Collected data
+===+

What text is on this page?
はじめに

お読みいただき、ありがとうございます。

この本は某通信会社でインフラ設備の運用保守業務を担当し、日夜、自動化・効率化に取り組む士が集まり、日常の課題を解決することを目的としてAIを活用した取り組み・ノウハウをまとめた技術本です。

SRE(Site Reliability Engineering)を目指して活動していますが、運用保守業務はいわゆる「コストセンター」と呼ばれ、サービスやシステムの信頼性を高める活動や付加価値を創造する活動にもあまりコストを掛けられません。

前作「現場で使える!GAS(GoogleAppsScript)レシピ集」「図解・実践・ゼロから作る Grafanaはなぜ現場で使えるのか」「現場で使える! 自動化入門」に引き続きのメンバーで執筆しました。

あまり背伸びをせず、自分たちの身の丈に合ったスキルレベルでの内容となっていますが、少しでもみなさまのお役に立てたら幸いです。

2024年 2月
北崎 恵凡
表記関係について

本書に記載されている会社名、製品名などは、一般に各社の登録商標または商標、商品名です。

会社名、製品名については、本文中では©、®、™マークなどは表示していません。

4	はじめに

+===+

Would you give the material above again, complete and exact?

What text is on this page?
はじめに

お読みいただき、ありがとうございます。

この本は某通信会社でインフラ設備の運用保守業務を担当し、日夜、自動化・効率化に取り組む士が集まり、日常の課題を解決することを目的としてAIを活用した取り組み・ノウハウをまとめた技術本です。

SRE(Site Reliability Engineering)を目指して活動していますが、運用保守業務はいわゆる「コストセンター」と呼ばれ、サービスやシステムの信頼性を高める活動や付加価値を創造する活動にもあまりコストを掛けられません。

前作「現場で使える!GAS(GoogleAppsScript)レシピ集」「図解・実践・ゼロから作る Grafanaはなぜ現場で使えるのか」「現場で使える! 自動化入門」に引き続きのメンバーで執筆しました。

あまり背伸びをせず、自分たちの身の丈に合ったスキルレベルでの内容となっていますが、少しでもみなさまのお役に立てたら幸いです。

2024年 2月
北崎 恵凡
表記関係について

本書に記載されている会社名、製品名などは、一般に各社の登録商標または商標、商品名です。

会社名、製品名については、本文中では©、®、™マークなどは表示していません。

4	はじめに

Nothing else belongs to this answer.